_What you need to do:_
Your task is to reproduce the entries below word for word.

_Input:_
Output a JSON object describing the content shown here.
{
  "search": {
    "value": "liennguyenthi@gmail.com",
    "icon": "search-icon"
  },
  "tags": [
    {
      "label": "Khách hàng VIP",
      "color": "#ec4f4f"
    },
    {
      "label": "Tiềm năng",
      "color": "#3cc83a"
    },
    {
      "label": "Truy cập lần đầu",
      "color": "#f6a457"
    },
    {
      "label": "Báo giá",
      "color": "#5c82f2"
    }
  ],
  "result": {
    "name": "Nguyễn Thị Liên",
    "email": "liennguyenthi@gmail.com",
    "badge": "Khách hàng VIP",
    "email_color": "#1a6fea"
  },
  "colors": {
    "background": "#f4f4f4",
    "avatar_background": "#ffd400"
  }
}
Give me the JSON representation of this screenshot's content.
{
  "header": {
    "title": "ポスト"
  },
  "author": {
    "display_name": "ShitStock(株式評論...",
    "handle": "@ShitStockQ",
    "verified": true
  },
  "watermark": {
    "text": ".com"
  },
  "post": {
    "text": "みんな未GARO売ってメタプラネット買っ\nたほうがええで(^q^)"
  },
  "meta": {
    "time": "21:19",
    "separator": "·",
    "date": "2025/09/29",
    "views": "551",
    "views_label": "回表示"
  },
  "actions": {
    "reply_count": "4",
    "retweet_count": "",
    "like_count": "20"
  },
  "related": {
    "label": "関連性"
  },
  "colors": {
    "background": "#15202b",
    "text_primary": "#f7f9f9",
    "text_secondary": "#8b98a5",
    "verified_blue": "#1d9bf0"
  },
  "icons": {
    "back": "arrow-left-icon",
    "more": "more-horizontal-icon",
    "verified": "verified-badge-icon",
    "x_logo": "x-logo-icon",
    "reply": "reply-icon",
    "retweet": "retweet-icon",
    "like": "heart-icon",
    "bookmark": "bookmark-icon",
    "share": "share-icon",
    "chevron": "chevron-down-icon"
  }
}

_Exercise output:_
Output a JSON object describing the content shown here.
{
  "search": {
    "value": "liennguyenthi@gmail.com",
    "icon": "search-icon"
  },
  "tags": [
    {
      "label": "Khách hàng VIP",
      "color": "#ec4f4f"
    },
    {
      "label": "Tiềm năng",
      "color": "#3cc83a"
    },
    {
      "label": "Truy cập lần đầu",
      "color": "#f6a457"
    },
    {
      "label": "Báo giá",
      "color": "#5c82f2"
    }
  ],
  "result": {
    "name": "Nguyễn Thị Liên",
    "email": "liennguyenthi@gmail.com",
    "badge": "Khách hàng VIP",
    "email_color": "#1a6fea"
  },
  "colors": {
    "background": "#f4f4f4",
    "avatar_background": "#ffd400"
  }
}
Give me the JSON representation of this screenshot's content.
{
  "header": {
    "title": "ポスト"
  },
  "author": {
    "display_name": "ShitStock(株式評論...",
    "handle": "@ShitStockQ",
    "verified": true
  },
  "watermark": {
    "text": ".com"
  },
  "post": {
    "text": "みんな未GARO売ってメタプラネット買っ\nたほうがええで(^q^)"
  },
  "meta": {
    "time": "21:19",
    "separator": "·",
    "date": "2025/09/29",
    "views": "551",
    "views_label": "回表示"
  },
  "actions": {
    "reply_count": "4",
    "retweet_count": "",
    "like_count": "20"
  },
  "related": {
    "label": "関連性"
  },
  "colors": {
    "background": "#15202b",
    "text_primary": "#f7f9f9",
    "text_secondary": "#8b98a5",
    "verified_blue": "#1d9bf0"
  },
  "icons": {
    "back": "arrow-left-icon",
    "more": "more-horizontal-icon",
    "verified": "verified-badge-icon",
    "x_logo": "x-logo-icon",
    "reply": "reply-icon",
    "retweet": "retweet-icon",
    "like": "heart-icon",
    "bookmark": "bookmark-icon",
    "share": "share-icon",
    "chevron": "chevron-down-icon"
  }
}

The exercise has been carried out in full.